-- start DATA LINES --

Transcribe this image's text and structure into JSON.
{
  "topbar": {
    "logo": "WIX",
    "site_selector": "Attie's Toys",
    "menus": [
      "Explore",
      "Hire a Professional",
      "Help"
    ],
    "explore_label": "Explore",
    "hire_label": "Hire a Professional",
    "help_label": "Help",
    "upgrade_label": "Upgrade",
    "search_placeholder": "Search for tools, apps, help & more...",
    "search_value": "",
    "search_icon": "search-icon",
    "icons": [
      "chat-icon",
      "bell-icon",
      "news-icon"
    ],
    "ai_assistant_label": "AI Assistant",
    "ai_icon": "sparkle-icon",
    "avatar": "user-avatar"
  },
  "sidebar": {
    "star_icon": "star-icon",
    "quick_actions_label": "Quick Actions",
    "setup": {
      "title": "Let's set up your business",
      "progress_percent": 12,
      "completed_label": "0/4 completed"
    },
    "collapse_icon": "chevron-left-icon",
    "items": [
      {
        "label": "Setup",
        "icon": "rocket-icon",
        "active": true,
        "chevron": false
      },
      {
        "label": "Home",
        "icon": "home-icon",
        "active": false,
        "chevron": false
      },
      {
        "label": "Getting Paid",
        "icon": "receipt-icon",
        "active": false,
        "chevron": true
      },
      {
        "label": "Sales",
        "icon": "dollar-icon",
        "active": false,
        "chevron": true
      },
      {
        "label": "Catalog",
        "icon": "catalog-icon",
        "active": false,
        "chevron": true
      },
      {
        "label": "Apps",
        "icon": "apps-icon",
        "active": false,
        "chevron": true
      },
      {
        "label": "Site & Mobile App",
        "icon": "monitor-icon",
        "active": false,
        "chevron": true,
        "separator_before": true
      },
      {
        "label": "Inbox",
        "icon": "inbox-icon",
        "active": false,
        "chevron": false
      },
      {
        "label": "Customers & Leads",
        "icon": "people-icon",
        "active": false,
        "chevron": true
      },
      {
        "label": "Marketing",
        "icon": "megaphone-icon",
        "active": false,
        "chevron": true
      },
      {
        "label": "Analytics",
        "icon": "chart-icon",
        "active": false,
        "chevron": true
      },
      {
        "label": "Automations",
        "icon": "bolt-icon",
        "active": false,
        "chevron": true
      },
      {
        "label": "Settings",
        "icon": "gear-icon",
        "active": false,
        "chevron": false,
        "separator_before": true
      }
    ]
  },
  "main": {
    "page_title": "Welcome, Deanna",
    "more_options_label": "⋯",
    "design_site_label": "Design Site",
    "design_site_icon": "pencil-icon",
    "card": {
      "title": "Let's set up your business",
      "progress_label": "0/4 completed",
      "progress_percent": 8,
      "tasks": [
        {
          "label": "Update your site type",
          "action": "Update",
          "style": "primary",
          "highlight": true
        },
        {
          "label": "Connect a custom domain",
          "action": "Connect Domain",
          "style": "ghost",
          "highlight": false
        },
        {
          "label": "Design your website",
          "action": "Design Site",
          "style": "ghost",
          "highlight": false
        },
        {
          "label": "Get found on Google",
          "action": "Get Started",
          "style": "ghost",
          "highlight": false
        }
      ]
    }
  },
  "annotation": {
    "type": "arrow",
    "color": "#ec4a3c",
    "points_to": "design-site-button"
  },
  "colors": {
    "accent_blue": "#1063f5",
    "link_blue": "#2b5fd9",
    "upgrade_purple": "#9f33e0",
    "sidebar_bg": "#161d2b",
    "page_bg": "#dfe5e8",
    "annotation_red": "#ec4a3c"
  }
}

-- end DATA LINES --

* _WHAT YOU SHOULD DO_
Return all the data above once more, precisely as given.

* _ANSWER FOR THIS EXERCISE_
Transcribe this image's text and structure into JSON.
{
  "topbar": {
    "logo": "WIX",
    "site_selector": "Attie's Toys",
    "menus": [
      "Explore",
      "Hire a Professional",
      "Help"
    ],
    "explore_label": "Explore",
    "hire_label": "Hire a Professional",
    "help_label": "Help",
    "upgrade_label": "Upgrade",
    "search_placeholder": "Search for tools, apps, help & more...",
    "search_value": "",
    "search_icon": "search-icon",
    "icons": [
      "chat-icon",
      "bell-icon",
      "news-icon"
    ],
    "ai_assistant_label": "AI Assistant",
    "ai_icon": "sparkle-icon",
    "avatar": "user-avatar"
  },
  "sidebar": {
    "star_icon": "star-icon",
    "quick_actions_label": "Quick Actions",
    "setup": {
      "title": "Let's set up your business",
      "progress_percent": 12,
      "completed_label": "0/4 completed"
    },
    "collapse_icon": "chevron-left-icon",
    "items": [
      {
        "label": "Setup",
        "icon": "rocket-icon",
        "active": true,
        "chevron": false
      },
      {
        "label": "Home",
        "icon": "home-icon",
        "active": false,
        "chevron": false
      },
      {
        "label": "Getting Paid",
        "icon": "receipt-icon",
        "active": false,
        "chevron": true
      },
      {
        "label": "Sales",
        "icon": "dollar-icon",
        "active": false,
        "chevron": true
      },
      {
        "label": "Catalog",
        "icon": "catalog-icon",
        "active": false,
        "chevron": true
      },
      {
        "label": "Apps",
        "icon": "apps-icon",
        "active": false,
        "chevron": true
      },
      {
        "label": "Site & Mobile App",
        "icon": "monitor-icon",
        "active": false,
        "chevron": true,
        "separator_before": true
      },
      {
        "label": "Inbox",
        "icon": "inbox-icon",
        "active": false,
        "chevron": false
      },
      {
        "label": "Customers & Leads",
        "icon": "people-icon",
        "active": false,
        "chevron": true
      },
      {
        "label": "Marketing",
        "icon": "megaphone-icon",
        "active": false,
        "chevron": true
      },
      {
        "label": "Analytics",
        "icon": "chart-icon",
        "active": false,
        "chevron": true
      },
      {
        "label": "Automations",
        "icon": "bolt-icon",
        "active": false,
        "chevron": true
      },
      {
        "label": "Settings",
        "icon": "gear-icon",
        "active": false,
        "chevron": false,
        "separator_before": true
      }
    ]
  },
  "main": {
    "page_title": "Welcome, Deanna",
    "more_options_label": "⋯",
    "design_site_label": "Design Site",
    "design_site_icon": "pencil-icon",
    "card": {
      "title": "Let's set up your business",
      "progress_label": "0/4 completed",
      "progress_percent": 8,
      "tasks": [
        {
          "label": "Update your site type",
          "action": "Update",
          "style": "primary",
          "highlight": true
        },
        {
          "label": "Connect a custom domain",
          "action": "Connect Domain",
          "style": "ghost",
          "highlight": false
        },
        {
          "label": "Design your website",
          "action": "Design Site",
          "style": "ghost",
          "highlight": false
        },
        {
          "label": "Get found on Google",
          "action": "Get Started",
          "style": "ghost",
          "highlight": false
        }
      ]
    }
  },
  "annotation": {
    "type": "arrow",
    "color": "#ec4a3c",
    "points_to": "design-site-button"
  },
  "colors": {
    "accent_blue": "#1063f5",
    "link_blue": "#2b5fd9",
    "upgrade_purple": "#9f33e0",
    "sidebar_bg": "#161d2b",
    "page_bg": "#dfe5e8",
    "annotation_red": "#ec4a3c"
  }
}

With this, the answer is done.